**TASK OBJECTIVE**
Exact reproduction of all the data is needed.
(Beginning of ENTRIES PROVIDED)
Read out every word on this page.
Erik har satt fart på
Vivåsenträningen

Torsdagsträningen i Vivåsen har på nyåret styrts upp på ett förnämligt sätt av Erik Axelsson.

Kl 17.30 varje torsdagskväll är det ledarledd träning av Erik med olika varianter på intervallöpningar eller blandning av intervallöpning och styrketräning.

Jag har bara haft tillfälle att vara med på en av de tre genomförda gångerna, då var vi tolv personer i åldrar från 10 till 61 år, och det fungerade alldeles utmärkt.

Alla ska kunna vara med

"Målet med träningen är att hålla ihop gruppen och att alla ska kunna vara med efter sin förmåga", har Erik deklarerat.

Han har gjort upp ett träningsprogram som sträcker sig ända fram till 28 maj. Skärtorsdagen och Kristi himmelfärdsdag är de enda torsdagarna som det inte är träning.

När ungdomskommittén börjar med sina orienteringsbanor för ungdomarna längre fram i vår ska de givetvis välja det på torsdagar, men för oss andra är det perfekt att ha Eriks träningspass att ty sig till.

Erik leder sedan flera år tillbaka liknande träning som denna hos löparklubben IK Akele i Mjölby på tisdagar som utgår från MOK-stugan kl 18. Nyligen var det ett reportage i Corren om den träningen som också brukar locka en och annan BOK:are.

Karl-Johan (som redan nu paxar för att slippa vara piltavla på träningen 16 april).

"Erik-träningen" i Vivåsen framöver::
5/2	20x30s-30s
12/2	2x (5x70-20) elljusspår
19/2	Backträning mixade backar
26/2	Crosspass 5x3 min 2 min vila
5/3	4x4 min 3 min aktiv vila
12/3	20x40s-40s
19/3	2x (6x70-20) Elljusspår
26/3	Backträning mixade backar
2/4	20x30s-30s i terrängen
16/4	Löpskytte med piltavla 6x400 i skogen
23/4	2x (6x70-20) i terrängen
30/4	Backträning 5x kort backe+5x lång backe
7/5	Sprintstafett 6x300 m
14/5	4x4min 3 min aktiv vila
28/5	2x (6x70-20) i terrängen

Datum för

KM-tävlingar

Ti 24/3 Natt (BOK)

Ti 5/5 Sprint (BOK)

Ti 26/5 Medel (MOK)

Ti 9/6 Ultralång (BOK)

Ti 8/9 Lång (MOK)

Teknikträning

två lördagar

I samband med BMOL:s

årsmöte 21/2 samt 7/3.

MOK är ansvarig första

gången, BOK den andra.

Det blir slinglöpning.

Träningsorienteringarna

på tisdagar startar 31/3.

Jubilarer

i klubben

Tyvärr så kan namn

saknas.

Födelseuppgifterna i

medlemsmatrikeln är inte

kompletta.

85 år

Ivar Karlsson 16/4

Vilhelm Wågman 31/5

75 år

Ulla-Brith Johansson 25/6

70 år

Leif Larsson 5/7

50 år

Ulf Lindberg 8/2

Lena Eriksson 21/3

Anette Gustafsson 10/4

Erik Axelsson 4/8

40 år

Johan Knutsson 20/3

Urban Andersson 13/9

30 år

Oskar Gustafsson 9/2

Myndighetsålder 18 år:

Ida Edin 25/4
(End of ENTRIES PROVIDED)
**TASK OUTPUT**
Read out every word on this page.
Erik har satt fart på
Vivåsenträningen

Torsdagsträningen i Vivåsen har på nyåret styrts upp på ett förnämligt sätt av Erik Axelsson.

Kl 17.30 varje torsdagskväll är det ledarledd träning av Erik med olika varianter på intervallöpningar eller blandning av intervallöpning och styrketräning.

Jag har bara haft tillfälle att vara med på en av de tre genomförda gångerna, då var vi tolv personer i åldrar från 10 till 61 år, och det fungerade alldeles utmärkt.

Alla ska kunna vara med

"Målet med träningen är att hålla ihop gruppen och att alla ska kunna vara med efter sin förmåga", har Erik deklarerat.

Han har gjort upp ett träningsprogram som sträcker sig ända fram till 28 maj. Skärtorsdagen och Kristi himmelfärdsdag är de enda torsdagarna som det inte är träning.

När ungdomskommittén börjar med sina orienteringsbanor för ungdomarna längre fram i vår ska de givetvis välja det på torsdagar, men för oss andra är det perfekt att ha Eriks träningspass att ty sig till.

Erik leder sedan flera år tillbaka liknande träning som denna hos löparklubben IK Akele i Mjölby på tisdagar som utgår från MOK-stugan kl 18. Nyligen var det ett reportage i Corren om den träningen som också brukar locka en och annan BOK:are.

Karl-Johan (som redan nu paxar för att slippa vara piltavla på träningen 16 april).

"Erik-träningen" i Vivåsen framöver::
5/2	20x30s-30s
12/2	2x (5x70-20) elljusspår
19/2	Backträning mixade backar
26/2	Crosspass 5x3 min 2 min vila
5/3	4x4 min 3 min aktiv vila
12/3	20x40s-40s
19/3	2x (6x70-20) Elljusspår
26/3	Backträning mixade backar
2/4	20x30s-30s i terrängen
16/4	Löpskytte med piltavla 6x400 i skogen
23/4	2x (6x70-20) i terrängen
30/4	Backträning 5x kort backe+5x lång backe
7/5	Sprintstafett 6x300 m
14/5	4x4min 3 min aktiv vila
28/5	2x (6x70-20) i terrängen

Datum för

KM-tävlingar

Ti 24/3 Natt (BOK)

Ti 5/5 Sprint (BOK)

Ti 26/5 Medel (MOK)

Ti 9/6 Ultralång (BOK)

Ti 8/9 Lång (MOK)

Teknikträning

två lördagar

I samband med BMOL:s

årsmöte 21/2 samt 7/3.

MOK är ansvarig första

gången, BOK den andra.

Det blir slinglöpning.

Träningsorienteringarna

på tisdagar startar 31/3.

Jubilarer

i klubben

Tyvärr så kan namn

saknas.

Födelseuppgifterna i

medlemsmatrikeln är inte

kompletta.

85 år

Ivar Karlsson 16/4

Vilhelm Wågman 31/5

75 år

Ulla-Brith Johansson 25/6

70 år

Leif Larsson 5/7

50 år

Ulf Lindberg 8/2

Lena Eriksson 21/3

Anette Gustafsson 10/4

Erik Axelsson 4/8

40 år

Johan Knutsson 20/3

Urban Andersson 13/9

30 år

Oskar Gustafsson 9/2

Myndighetsålder 18 år:

Ida Edin 25/4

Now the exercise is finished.